--- START OF RECORDS SUPPLIED ---

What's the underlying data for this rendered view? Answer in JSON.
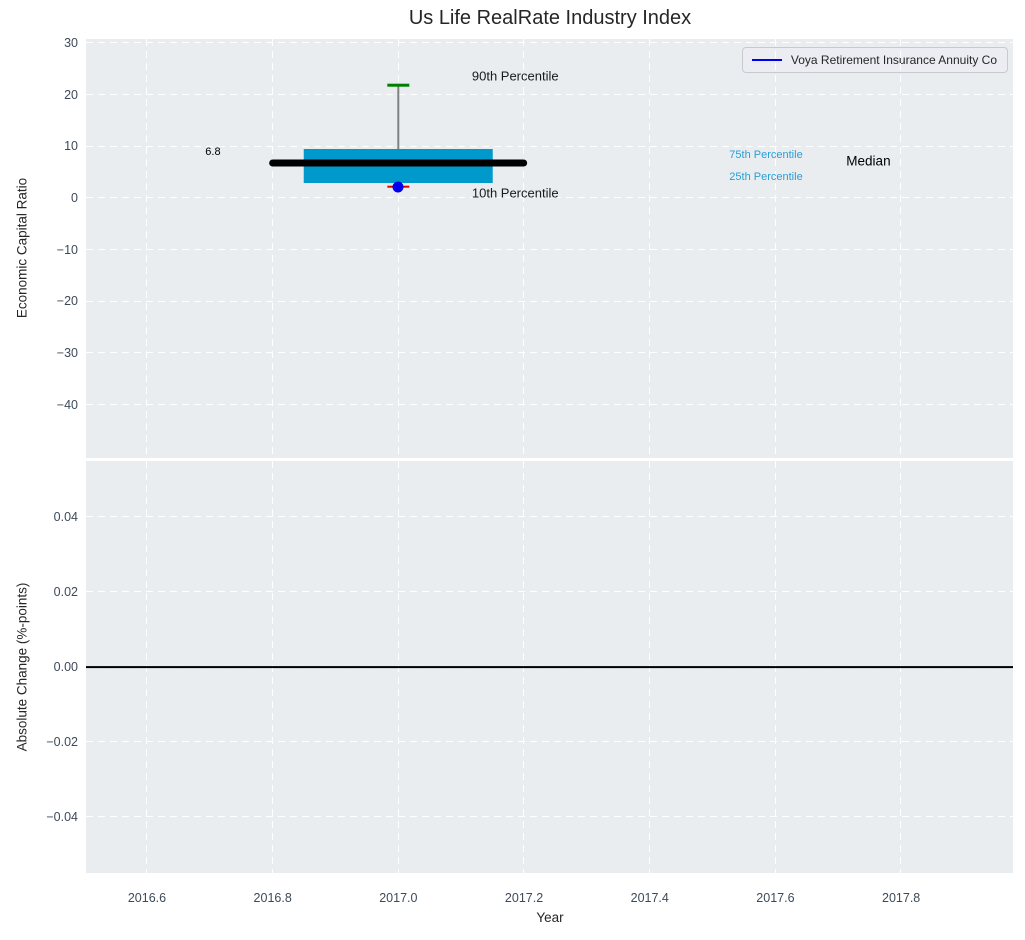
{
  "title": "Us Life RealRate Industry Index",
  "legend": {
    "label": "Voya Retirement Insurance Annuity Co",
    "line_color": "#0000ee"
  },
  "colors": {
    "plot_background": "#e9edf0",
    "grid": "#ffffff",
    "box_fill": "#0099cc",
    "median_line": "#000000",
    "p90_cap": "#008000",
    "p10_cap": "#e60000",
    "company_dot": "#0000ee",
    "whisker": "#828282",
    "tick_text": "#3d4a5a",
    "blue_label": "#2b9ed4",
    "zero_line": "#000000"
  },
  "chart_data": [
    {
      "type": "boxplot",
      "title": "Us Life RealRate Industry Index",
      "ylabel": "Economic Capital Ratio",
      "xlim": [
        2016.503,
        2017.978
      ],
      "ylim": [
        -50.3,
        30.8
      ],
      "grid": true,
      "yticks": [
        {
          "v": 30,
          "label": "30"
        },
        {
          "v": 20,
          "label": "20"
        },
        {
          "v": 10,
          "label": "10"
        },
        {
          "v": 0,
          "label": "0"
        },
        {
          "v": -10,
          "label": "−10"
        },
        {
          "v": -20,
          "label": "−20"
        },
        {
          "v": -30,
          "label": "−30"
        },
        {
          "v": -40,
          "label": "−40"
        }
      ],
      "xticks": [
        {
          "v": 2016.6,
          "label": "2016.6"
        },
        {
          "v": 2016.8,
          "label": "2016.8"
        },
        {
          "v": 2017.0,
          "label": "2017.0"
        },
        {
          "v": 2017.2,
          "label": "2017.2"
        },
        {
          "v": 2017.4,
          "label": "2017.4"
        },
        {
          "v": 2017.6,
          "label": "2017.6"
        },
        {
          "v": 2017.8,
          "label": "2017.8"
        }
      ],
      "box": {
        "x": 2017.0,
        "p90": 21.8,
        "p75": 9.5,
        "median": 6.8,
        "p25": 2.9,
        "p10": 2.2,
        "box_half_width_years": 0.15,
        "median_half_width_years": 0.205,
        "cap_half_width_years": 0.017
      },
      "company_point": {
        "x": 2017.0,
        "y": 2.2,
        "series": "Voya Retirement Insurance Annuity Co"
      },
      "annotations": [
        {
          "text": "90th Percentile",
          "x": 2017.186,
          "y": 23.6,
          "color": "#1a1a1a",
          "size": 13
        },
        {
          "text": "10th Percentile",
          "x": 2017.186,
          "y": 1.0,
          "color": "#1a1a1a",
          "size": 13
        },
        {
          "text": "75th Percentile",
          "x": 2017.585,
          "y": 8.3,
          "color": "#2b9ed4",
          "size": 11
        },
        {
          "text": "25th Percentile",
          "x": 2017.585,
          "y": 4.1,
          "color": "#2b9ed4",
          "size": 11
        },
        {
          "text": "Median",
          "x": 2017.748,
          "y": 7.15,
          "color": "#000000",
          "size": 13.5
        },
        {
          "text": "6.8",
          "x": 2016.705,
          "y": 8.9,
          "color": "#000000",
          "size": 11
        }
      ],
      "legend_entries": [
        "Voya Retirement Insurance Annuity Co"
      ]
    },
    {
      "type": "line",
      "ylabel": "Absolute Change (%-points)",
      "xlabel": "Year",
      "xlim": [
        2016.503,
        2017.978
      ],
      "ylim": [
        -0.055,
        0.055
      ],
      "grid": true,
      "yticks": [
        {
          "v": 0.04,
          "label": "0.04"
        },
        {
          "v": 0.02,
          "label": "0.02"
        },
        {
          "v": 0.0,
          "label": "0.00"
        },
        {
          "v": -0.02,
          "label": "−0.02"
        },
        {
          "v": -0.04,
          "label": "−0.04"
        }
      ],
      "xticks": [
        {
          "v": 2016.6,
          "label": "2016.6"
        },
        {
          "v": 2016.8,
          "label": "2016.8"
        },
        {
          "v": 2017.0,
          "label": "2017.0"
        },
        {
          "v": 2017.2,
          "label": "2017.2"
        },
        {
          "v": 2017.4,
          "label": "2017.4"
        },
        {
          "v": 2017.6,
          "label": "2017.6"
        },
        {
          "v": 2017.8,
          "label": "2017.8"
        }
      ],
      "zero_line_y": 0.0
    }
  ]
}
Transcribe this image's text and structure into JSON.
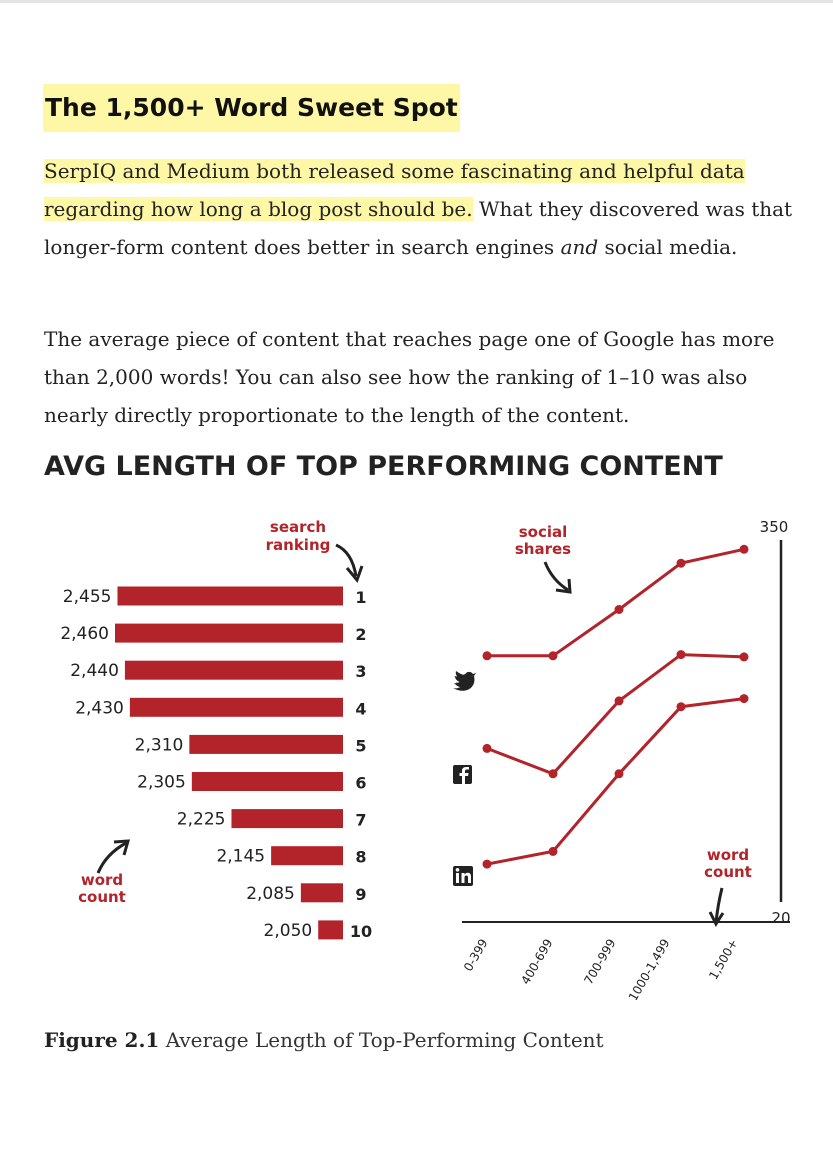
{
  "article": {
    "heading": "The 1,500+ Word Sweet Spot",
    "p1_highlight": "SerpIQ and Medium both released some fascinating and helpful data regarding how long a blog post should be.",
    "p1_rest_a": " What they discovered was that longer-form content does better in search engines ",
    "p1_em": "and",
    "p1_rest_b": " social media.",
    "p2": "The average piece of content that reaches page one of Google has more than 2,000 words! You can also see how the ranking of 1–10 was also nearly directly proportionate to the length of the content."
  },
  "figure": {
    "caption_label": "Figure 2.1",
    "caption_text": "Average Length of Top-Performing Content"
  },
  "chart_data": [
    {
      "type": "bar",
      "title": "AVG LENGTH OF TOP PERFORMING CONTENT",
      "annotations": {
        "search_ranking": [
          "search",
          "ranking"
        ],
        "word_count": [
          "word",
          "count"
        ]
      },
      "categories": [
        "1",
        "2",
        "3",
        "4",
        "5",
        "6",
        "7",
        "8",
        "9",
        "10"
      ],
      "values": [
        2455,
        2460,
        2440,
        2430,
        2310,
        2305,
        2225,
        2145,
        2085,
        2050
      ],
      "value_labels": [
        "2,455",
        "2,460",
        "2,440",
        "2,430",
        "2,310",
        "2,305",
        "2,225",
        "2,145",
        "2,085",
        "2,050"
      ],
      "orientation": "horizontal",
      "color": "#b3232a"
    },
    {
      "type": "line",
      "categories": [
        "0-399",
        "400-699",
        "700-999",
        "1000-1,499",
        "1,500+"
      ],
      "series": [
        {
          "name": "twitter-icon",
          "values": [
            250,
            250,
            290,
            330,
            342
          ]
        },
        {
          "name": "facebook-icon",
          "values": [
            170,
            148,
            211,
            251,
            249
          ]
        },
        {
          "name": "linkedin-icon",
          "values": [
            70,
            81,
            148,
            206,
            213
          ]
        }
      ],
      "annotations": {
        "social_shares": [
          "social",
          "shares"
        ],
        "word_count": [
          "word",
          "count"
        ]
      },
      "ytick_top": "350",
      "ytick_bottom": "20",
      "ylim": [
        20,
        350
      ],
      "color": "#b3232a"
    }
  ]
}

--- END OF RECORDS SUPPLIED ---

TASK OBJECTIVE:
Search the data above for the word "Life", then gather each line in which it appears.

THE OUTPUT:
  "title": "Us Life RealRate Industry Index",
      "title": "Us Life RealRate Industry Index",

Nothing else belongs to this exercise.